## begin DATA SECTION

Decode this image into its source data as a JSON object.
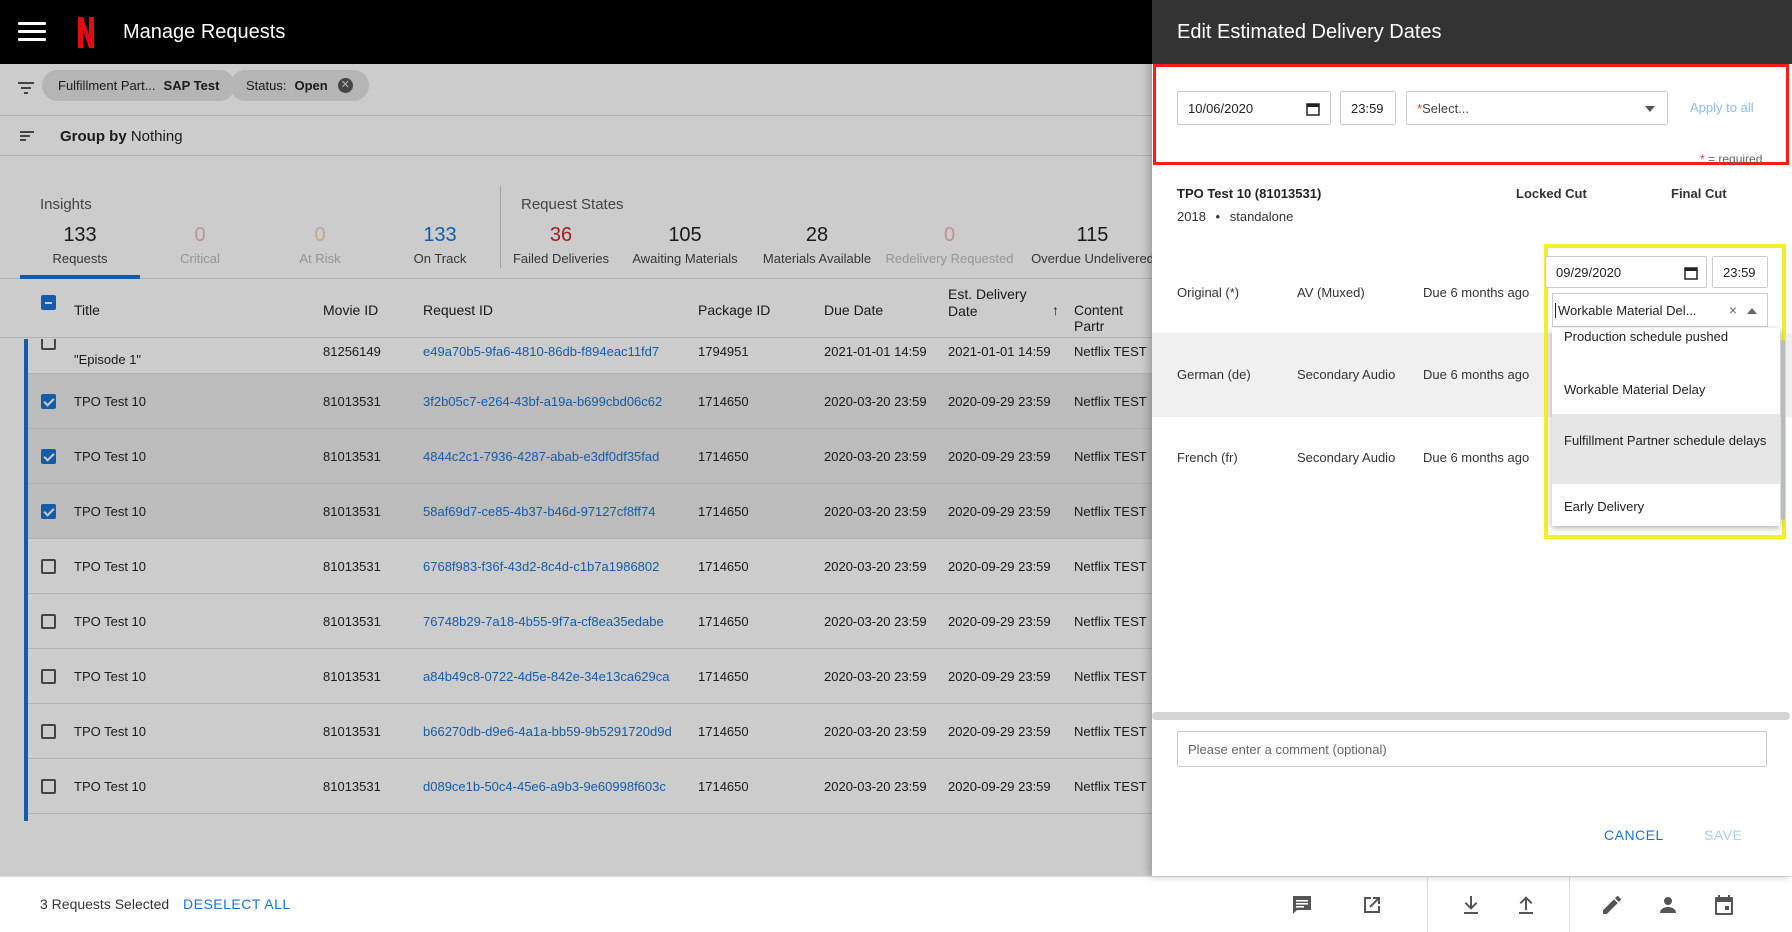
{
  "app": {
    "title": "Manage Requests"
  },
  "filters": {
    "chip1_key": "Fulfillment Part...",
    "chip1_val": "SAP Test",
    "chip2_key": "Status:",
    "chip2_val": "Open"
  },
  "group": {
    "label": "Group by",
    "value": "Nothing"
  },
  "insights": {
    "title": "Insights",
    "items": [
      {
        "n": "133",
        "label": "Requests"
      },
      {
        "n": "0",
        "label": "Critical"
      },
      {
        "n": "0",
        "label": "At Risk"
      },
      {
        "n": "133",
        "label": "On Track"
      }
    ]
  },
  "states": {
    "title": "Request States",
    "items": [
      {
        "n": "36",
        "label": "Failed Deliveries"
      },
      {
        "n": "105",
        "label": "Awaiting Materials"
      },
      {
        "n": "28",
        "label": "Materials Available"
      },
      {
        "n": "0",
        "label": "Redelivery Requested"
      },
      {
        "n": "115",
        "label": "Overdue Undelivered"
      }
    ]
  },
  "table": {
    "headers": {
      "title": "Title",
      "movie_id": "Movie ID",
      "request_id": "Request ID",
      "package_id": "Package ID",
      "due_date": "Due Date",
      "est_delivery_1": "Est. Delivery",
      "est_delivery_2": "Date",
      "content_partner": "Content Partr",
      "sort_arrow": "↑"
    },
    "rows": [
      {
        "title": "\"Episode 1\"",
        "movie": "81256149",
        "req": "e49a70b5-9fa6-4810-86db-f894eac11fd7",
        "pkg": "1794951",
        "due": "2021-01-01 14:59",
        "est": "2021-01-01 14:59",
        "partner": "Netflix TEST",
        "checked": false
      },
      {
        "title": "TPO Test 10",
        "movie": "81013531",
        "req": "3f2b05c7-e264-43bf-a19a-b699cbd06c62",
        "pkg": "1714650",
        "due": "2020-03-20 23:59",
        "est": "2020-09-29 23:59",
        "partner": "Netflix TEST",
        "checked": true
      },
      {
        "title": "TPO Test 10",
        "movie": "81013531",
        "req": "4844c2c1-7936-4287-abab-e3df0df35fad",
        "pkg": "1714650",
        "due": "2020-03-20 23:59",
        "est": "2020-09-29 23:59",
        "partner": "Netflix TEST",
        "checked": true
      },
      {
        "title": "TPO Test 10",
        "movie": "81013531",
        "req": "58af69d7-ce85-4b37-b46d-97127cf8ff74",
        "pkg": "1714650",
        "due": "2020-03-20 23:59",
        "est": "2020-09-29 23:59",
        "partner": "Netflix TEST",
        "checked": true
      },
      {
        "title": "TPO Test 10",
        "movie": "81013531",
        "req": "6768f983-f36f-43d2-8c4d-c1b7a1986802",
        "pkg": "1714650",
        "due": "2020-03-20 23:59",
        "est": "2020-09-29 23:59",
        "partner": "Netflix TEST",
        "checked": false
      },
      {
        "title": "TPO Test 10",
        "movie": "81013531",
        "req": "76748b29-7a18-4b55-9f7a-cf8ea35edabe",
        "pkg": "1714650",
        "due": "2020-03-20 23:59",
        "est": "2020-09-29 23:59",
        "partner": "Netflix TEST",
        "checked": false
      },
      {
        "title": "TPO Test 10",
        "movie": "81013531",
        "req": "a84b49c8-0722-4d5e-842e-34e13ca629ca",
        "pkg": "1714650",
        "due": "2020-03-20 23:59",
        "est": "2020-09-29 23:59",
        "partner": "Netflix TEST",
        "checked": false
      },
      {
        "title": "TPO Test 10",
        "movie": "81013531",
        "req": "b66270db-d9e6-4a1a-bb59-9b5291720d9d",
        "pkg": "1714650",
        "due": "2020-03-20 23:59",
        "est": "2020-09-29 23:59",
        "partner": "Netflix TEST",
        "checked": false
      },
      {
        "title": "TPO Test 10",
        "movie": "81013531",
        "req": "d089ce1b-50c4-45e6-a9b3-9e60998f603c",
        "pkg": "1714650",
        "due": "2020-03-20 23:59",
        "est": "2020-09-29 23:59",
        "partner": "Netflix TEST",
        "checked": false
      }
    ]
  },
  "bottom": {
    "selected": "3 Requests Selected",
    "deselect": "DESELECT ALL"
  },
  "drawer": {
    "title": "Edit Estimated Delivery Dates",
    "apply_date": "10/06/2020",
    "apply_time": "23:59",
    "apply_select_star": "*",
    "apply_select": "Select...",
    "apply_all": "Apply to all",
    "required_star": "*",
    "required_note": " = required",
    "package_title": "TPO Test 10 (81013531)",
    "package_year": "2018",
    "package_type": "standalone",
    "col_locked": "Locked Cut",
    "col_final": "Final Cut",
    "rows": [
      {
        "name": "Original (*)",
        "type": "AV (Muxed)",
        "due": "Due 6 months ago"
      },
      {
        "name": "German (de)",
        "type": "Secondary Audio",
        "due": "Due 6 months ago"
      },
      {
        "name": "French (fr)",
        "type": "Secondary Audio",
        "due": "Due 6 months ago"
      }
    ],
    "row_date": "09/29/2020",
    "row_time": "23:59",
    "reason_value": "Workable Material Del...",
    "reason_clear": "×",
    "menu": [
      "Production schedule pushed",
      "Workable Material Delay",
      "Fulfillment Partner schedule delays",
      "Early Delivery"
    ],
    "comment_placeholder": "Please enter a comment (optional)",
    "cancel": "CANCEL",
    "save": "SAVE"
  },
  "colors": {
    "accent": "#1a73d1",
    "danger": "#c62828",
    "netflix_red": "#e50914",
    "highlight_red": "#ff1a1a",
    "highlight_yellow": "#f2ee2c"
  },
  "icons": [
    "menu-icon",
    "netflix-logo",
    "filter-icon",
    "sort-icon",
    "comment-icon",
    "open-external-icon",
    "download-icon",
    "upload-icon",
    "edit-icon",
    "person-icon",
    "calendar-icon"
  ]
}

## end DATA SECTION

Output all of the data exactly as it stands, minus any images.

◆ ANSWER FOR THE TASK ◆
Decode this image into its source data as a JSON object.
{
  "app": {
    "title": "Manage Requests"
  },
  "filters": {
    "chip1_key": "Fulfillment Part...",
    "chip1_val": "SAP Test",
    "chip2_key": "Status:",
    "chip2_val": "Open"
  },
  "group": {
    "label": "Group by",
    "value": "Nothing"
  },
  "insights": {
    "title": "Insights",
    "items": [
      {
        "n": "133",
        "label": "Requests"
      },
      {
        "n": "0",
        "label": "Critical"
      },
      {
        "n": "0",
        "label": "At Risk"
      },
      {
        "n": "133",
        "label": "On Track"
      }
    ]
  },
  "states": {
    "title": "Request States",
    "items": [
      {
        "n": "36",
        "label": "Failed Deliveries"
      },
      {
        "n": "105",
        "label": "Awaiting Materials"
      },
      {
        "n": "28",
        "label": "Materials Available"
      },
      {
        "n": "0",
        "label": "Redelivery Requested"
      },
      {
        "n": "115",
        "label": "Overdue Undelivered"
      }
    ]
  },
  "table": {
    "headers": {
      "title": "Title",
      "movie_id": "Movie ID",
      "request_id": "Request ID",
      "package_id": "Package ID",
      "due_date": "Due Date",
      "est_delivery_1": "Est. Delivery",
      "est_delivery_2": "Date",
      "content_partner": "Content Partr",
      "sort_arrow": "↑"
    },
    "rows": [
      {
        "title": "\"Episode 1\"",
        "movie": "81256149",
        "req": "e49a70b5-9fa6-4810-86db-f894eac11fd7",
        "pkg": "1794951",
        "due": "2021-01-01 14:59",
        "est": "2021-01-01 14:59",
        "partner": "Netflix TEST",
        "checked": false
      },
      {
        "title": "TPO Test 10",
        "movie": "81013531",
        "req": "3f2b05c7-e264-43bf-a19a-b699cbd06c62",
        "pkg": "1714650",
        "due": "2020-03-20 23:59",
        "est": "2020-09-29 23:59",
        "partner": "Netflix TEST",
        "checked": true
      },
      {
        "title": "TPO Test 10",
        "movie": "81013531",
        "req": "4844c2c1-7936-4287-abab-e3df0df35fad",
        "pkg": "1714650",
        "due": "2020-03-20 23:59",
        "est": "2020-09-29 23:59",
        "partner": "Netflix TEST",
        "checked": true
      },
      {
        "title": "TPO Test 10",
        "movie": "81013531",
        "req": "58af69d7-ce85-4b37-b46d-97127cf8ff74",
        "pkg": "1714650",
        "due": "2020-03-20 23:59",
        "est": "2020-09-29 23:59",
        "partner": "Netflix TEST",
        "checked": true
      },
      {
        "title": "TPO Test 10",
        "movie": "81013531",
        "req": "6768f983-f36f-43d2-8c4d-c1b7a1986802",
        "pkg": "1714650",
        "due": "2020-03-20 23:59",
        "est": "2020-09-29 23:59",
        "partner": "Netflix TEST",
        "checked": false
      },
      {
        "title": "TPO Test 10",
        "movie": "81013531",
        "req": "76748b29-7a18-4b55-9f7a-cf8ea35edabe",
        "pkg": "1714650",
        "due": "2020-03-20 23:59",
        "est": "2020-09-29 23:59",
        "partner": "Netflix TEST",
        "checked": false
      },
      {
        "title": "TPO Test 10",
        "movie": "81013531",
        "req": "a84b49c8-0722-4d5e-842e-34e13ca629ca",
        "pkg": "1714650",
        "due": "2020-03-20 23:59",
        "est": "2020-09-29 23:59",
        "partner": "Netflix TEST",
        "checked": false
      },
      {
        "title": "TPO Test 10",
        "movie": "81013531",
        "req": "b66270db-d9e6-4a1a-bb59-9b5291720d9d",
        "pkg": "1714650",
        "due": "2020-03-20 23:59",
        "est": "2020-09-29 23:59",
        "partner": "Netflix TEST",
        "checked": false
      },
      {
        "title": "TPO Test 10",
        "movie": "81013531",
        "req": "d089ce1b-50c4-45e6-a9b3-9e60998f603c",
        "pkg": "1714650",
        "due": "2020-03-20 23:59",
        "est": "2020-09-29 23:59",
        "partner": "Netflix TEST",
        "checked": false
      }
    ]
  },
  "bottom": {
    "selected": "3 Requests Selected",
    "deselect": "DESELECT ALL"
  },
  "drawer": {
    "title": "Edit Estimated Delivery Dates",
    "apply_date": "10/06/2020",
    "apply_time": "23:59",
    "apply_select_star": "*",
    "apply_select": "Select...",
    "apply_all": "Apply to all",
    "required_star": "*",
    "required_note": " = required",
    "package_title": "TPO Test 10 (81013531)",
    "package_year": "2018",
    "package_type": "standalone",
    "col_locked": "Locked Cut",
    "col_final": "Final Cut",
    "rows": [
      {
        "name": "Original (*)",
        "type": "AV (Muxed)",
        "due": "Due 6 months ago"
      },
      {
        "name": "German (de)",
        "type": "Secondary Audio",
        "due": "Due 6 months ago"
      },
      {
        "name": "French (fr)",
        "type": "Secondary Audio",
        "due": "Due 6 months ago"
      }
    ],
    "row_date": "09/29/2020",
    "row_time": "23:59",
    "reason_value": "Workable Material Del...",
    "reason_clear": "×",
    "menu": [
      "Production schedule pushed",
      "Workable Material Delay",
      "Fulfillment Partner schedule delays",
      "Early Delivery"
    ],
    "comment_placeholder": "Please enter a comment (optional)",
    "cancel": "CANCEL",
    "save": "SAVE"
  },
  "colors": {
    "accent": "#1a73d1",
    "danger": "#c62828",
    "netflix_red": "#e50914",
    "highlight_red": "#ff1a1a",
    "highlight_yellow": "#f2ee2c"
  },
  "icons": [
    "menu-icon",
    "netflix-logo",
    "filter-icon",
    "sort-icon",
    "comment-icon",
    "open-external-icon",
    "download-icon",
    "upload-icon",
    "edit-icon",
    "person-icon",
    "calendar-icon"
  ]
}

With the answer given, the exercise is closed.